-- start LISTED ENTRIES --
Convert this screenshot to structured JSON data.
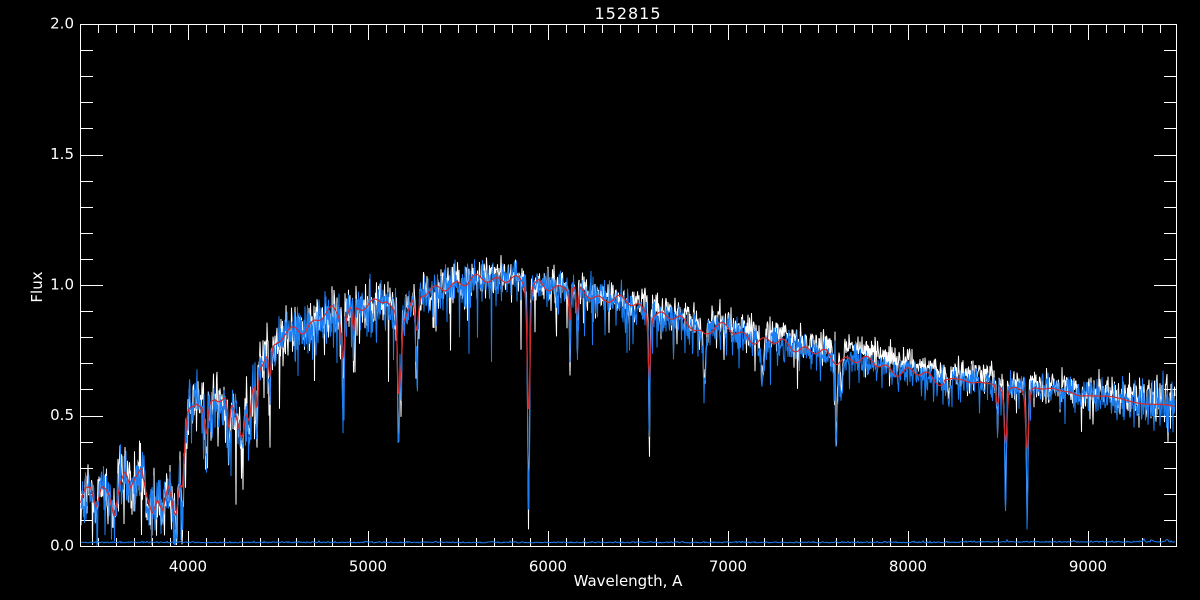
{
  "chart_data": {
    "type": "line",
    "title": "152815",
    "xlabel": "Wavelength, A",
    "ylabel": "Flux",
    "xlim": [
      3400,
      9489
    ],
    "ylim": [
      0.0,
      2.0
    ],
    "grid": false,
    "background_color": "#000000",
    "axis_color": "#ffffff",
    "x_major_ticks": [
      4000,
      5000,
      6000,
      7000,
      8000,
      9000
    ],
    "x_tick_labels": [
      "4000",
      "5000",
      "6000",
      "7000",
      "8000",
      "9000"
    ],
    "x_minor_step": 100,
    "y_major_ticks": [
      0.0,
      0.5,
      1.0,
      1.5,
      2.0
    ],
    "y_tick_labels": [
      "0.0",
      "0.5",
      "1.0",
      "1.5",
      "2.0"
    ],
    "y_minor_step": 0.1,
    "legend": "none",
    "series": [
      {
        "name": "observed-spectrum-unsmoothed",
        "color": "#ffffff",
        "role": "noisy-white",
        "seed": 777
      },
      {
        "name": "observed-spectrum",
        "color": "#1b7ef2",
        "role": "noisy-blue",
        "seed": 1337
      },
      {
        "name": "template-fit",
        "color": "#d42a2a",
        "role": "smooth-template"
      },
      {
        "name": "error-spectrum",
        "color": "#1b7ef2",
        "role": "error",
        "level": 0.012,
        "seed": 99
      }
    ],
    "continuum_points": [
      [
        3400,
        0.15
      ],
      [
        3430,
        0.2
      ],
      [
        3460,
        0.22
      ],
      [
        3490,
        0.16
      ],
      [
        3520,
        0.23
      ],
      [
        3560,
        0.2
      ],
      [
        3590,
        0.13
      ],
      [
        3620,
        0.24
      ],
      [
        3650,
        0.27
      ],
      [
        3680,
        0.21
      ],
      [
        3710,
        0.27
      ],
      [
        3740,
        0.3
      ],
      [
        3770,
        0.18
      ],
      [
        3800,
        0.13
      ],
      [
        3830,
        0.2
      ],
      [
        3860,
        0.14
      ],
      [
        3890,
        0.22
      ],
      [
        3920,
        0.15
      ],
      [
        3950,
        0.25
      ],
      [
        3980,
        0.4
      ],
      [
        4000,
        0.5
      ],
      [
        4050,
        0.56
      ],
      [
        4100,
        0.53
      ],
      [
        4150,
        0.57
      ],
      [
        4200,
        0.56
      ],
      [
        4250,
        0.52
      ],
      [
        4300,
        0.45
      ],
      [
        4350,
        0.58
      ],
      [
        4400,
        0.7
      ],
      [
        4450,
        0.73
      ],
      [
        4500,
        0.78
      ],
      [
        4550,
        0.81
      ],
      [
        4600,
        0.84
      ],
      [
        4650,
        0.83
      ],
      [
        4700,
        0.86
      ],
      [
        4750,
        0.88
      ],
      [
        4800,
        0.9
      ],
      [
        4861,
        0.87
      ],
      [
        4900,
        0.91
      ],
      [
        4950,
        0.92
      ],
      [
        5000,
        0.92
      ],
      [
        5050,
        0.93
      ],
      [
        5100,
        0.94
      ],
      [
        5175,
        0.86
      ],
      [
        5250,
        0.94
      ],
      [
        5300,
        0.96
      ],
      [
        5350,
        0.97
      ],
      [
        5400,
        0.99
      ],
      [
        5450,
        1.0
      ],
      [
        5500,
        1.01
      ],
      [
        5550,
        1.01
      ],
      [
        5600,
        1.02
      ],
      [
        5650,
        1.02
      ],
      [
        5700,
        1.02
      ],
      [
        5750,
        1.03
      ],
      [
        5800,
        1.03
      ],
      [
        5850,
        1.01
      ],
      [
        5890,
        0.97
      ],
      [
        5950,
        1.01
      ],
      [
        6000,
        1.0
      ],
      [
        6050,
        0.99
      ],
      [
        6100,
        0.99
      ],
      [
        6150,
        0.98
      ],
      [
        6200,
        0.97
      ],
      [
        6250,
        0.96
      ],
      [
        6300,
        0.95
      ],
      [
        6350,
        0.95
      ],
      [
        6400,
        0.94
      ],
      [
        6450,
        0.93
      ],
      [
        6500,
        0.92
      ],
      [
        6550,
        0.9
      ],
      [
        6600,
        0.89
      ],
      [
        6650,
        0.88
      ],
      [
        6700,
        0.87
      ],
      [
        6750,
        0.86
      ],
      [
        6800,
        0.85
      ],
      [
        6870,
        0.81
      ],
      [
        6930,
        0.84
      ],
      [
        7000,
        0.83
      ],
      [
        7050,
        0.82
      ],
      [
        7100,
        0.81
      ],
      [
        7150,
        0.79
      ],
      [
        7200,
        0.78
      ],
      [
        7250,
        0.78
      ],
      [
        7300,
        0.78
      ],
      [
        7350,
        0.77
      ],
      [
        7400,
        0.76
      ],
      [
        7450,
        0.75
      ],
      [
        7500,
        0.74
      ],
      [
        7550,
        0.73
      ],
      [
        7600,
        0.71
      ],
      [
        7650,
        0.72
      ],
      [
        7700,
        0.72
      ],
      [
        7750,
        0.71
      ],
      [
        7800,
        0.7
      ],
      [
        7850,
        0.69
      ],
      [
        7900,
        0.68
      ],
      [
        7950,
        0.67
      ],
      [
        8000,
        0.67
      ],
      [
        8050,
        0.66
      ],
      [
        8100,
        0.65
      ],
      [
        8150,
        0.64
      ],
      [
        8200,
        0.63
      ],
      [
        8250,
        0.64
      ],
      [
        8300,
        0.64
      ],
      [
        8350,
        0.63
      ],
      [
        8400,
        0.63
      ],
      [
        8450,
        0.62
      ],
      [
        8500,
        0.61
      ],
      [
        8550,
        0.6
      ],
      [
        8600,
        0.61
      ],
      [
        8660,
        0.59
      ],
      [
        8700,
        0.61
      ],
      [
        8750,
        0.6
      ],
      [
        8800,
        0.6
      ],
      [
        8850,
        0.59
      ],
      [
        8900,
        0.59
      ],
      [
        8950,
        0.58
      ],
      [
        9000,
        0.58
      ],
      [
        9100,
        0.57
      ],
      [
        9200,
        0.56
      ],
      [
        9300,
        0.55
      ],
      [
        9400,
        0.54
      ],
      [
        9489,
        0.53
      ]
    ],
    "absorption_lines": [
      [
        3934,
        0.04,
        10,
        1
      ],
      [
        3968,
        0.07,
        10,
        1
      ],
      [
        4101,
        0.3,
        10,
        1
      ],
      [
        4227,
        0.3,
        7,
        1
      ],
      [
        4300,
        0.38,
        14,
        1
      ],
      [
        4340,
        0.38,
        9,
        1
      ],
      [
        4383,
        0.4,
        7,
        1
      ],
      [
        4455,
        0.5,
        7,
        1
      ],
      [
        4861,
        0.55,
        9,
        1
      ],
      [
        4920,
        0.7,
        6,
        1
      ],
      [
        5167,
        0.5,
        6,
        1
      ],
      [
        5173,
        0.45,
        6,
        1
      ],
      [
        5184,
        0.52,
        6,
        1
      ],
      [
        5270,
        0.65,
        10,
        1
      ],
      [
        5890,
        0.28,
        8,
        1
      ],
      [
        5896,
        0.35,
        6,
        1
      ],
      [
        6122,
        0.7,
        6,
        1
      ],
      [
        6163,
        0.72,
        6,
        1
      ],
      [
        6563,
        0.37,
        7,
        1
      ],
      [
        6870,
        0.6,
        14,
        0
      ],
      [
        7190,
        0.62,
        18,
        0
      ],
      [
        7600,
        0.4,
        16,
        0
      ],
      [
        7630,
        0.55,
        12,
        0
      ],
      [
        8227,
        0.55,
        10,
        0
      ],
      [
        8498,
        0.44,
        8,
        1
      ],
      [
        8542,
        0.13,
        9,
        1
      ],
      [
        8662,
        0.1,
        9,
        1
      ]
    ],
    "artifact_spikes": [
      [
        7594,
        0.9
      ],
      [
        9417,
        0.68
      ]
    ],
    "noise_sigma_points": [
      [
        3400,
        0.05
      ],
      [
        3800,
        0.055
      ],
      [
        4200,
        0.05
      ],
      [
        4800,
        0.045
      ],
      [
        5400,
        0.04
      ],
      [
        6000,
        0.034
      ],
      [
        6600,
        0.032
      ],
      [
        7200,
        0.028
      ],
      [
        8000,
        0.026
      ],
      [
        8600,
        0.028
      ],
      [
        9100,
        0.035
      ],
      [
        9489,
        0.045
      ]
    ],
    "downspike": {
      "probability": 0.13,
      "depth_points": [
        [
          3400,
          0.28
        ],
        [
          4200,
          0.38
        ],
        [
          5000,
          0.34
        ],
        [
          5800,
          0.32
        ],
        [
          6400,
          0.3
        ],
        [
          7000,
          0.22
        ],
        [
          7800,
          0.16
        ],
        [
          8400,
          0.14
        ],
        [
          9000,
          0.17
        ],
        [
          9489,
          0.2
        ]
      ]
    },
    "white_offset_points": [
      [
        3400,
        0.004
      ],
      [
        5000,
        0.004
      ],
      [
        6200,
        0.006
      ],
      [
        6600,
        0.02
      ],
      [
        7000,
        0.03
      ],
      [
        7400,
        0.04
      ],
      [
        7900,
        0.045
      ],
      [
        8300,
        0.035
      ],
      [
        8600,
        0.02
      ],
      [
        8900,
        0.018
      ],
      [
        9200,
        0.02
      ],
      [
        9489,
        0.022
      ]
    ],
    "error_spikes": [
      [
        7600,
        0.008,
        4
      ],
      [
        8550,
        0.006,
        4
      ],
      [
        8920,
        0.005,
        4
      ],
      [
        9310,
        0.012,
        4
      ],
      [
        9355,
        0.01,
        4
      ],
      [
        9440,
        0.014,
        5
      ]
    ]
  }
}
-- end LISTED ENTRIES --
What is the number of lines in this listing that contain the word "role"? Answer with that number and nothing else.

▸ TASK RESPONSE:
4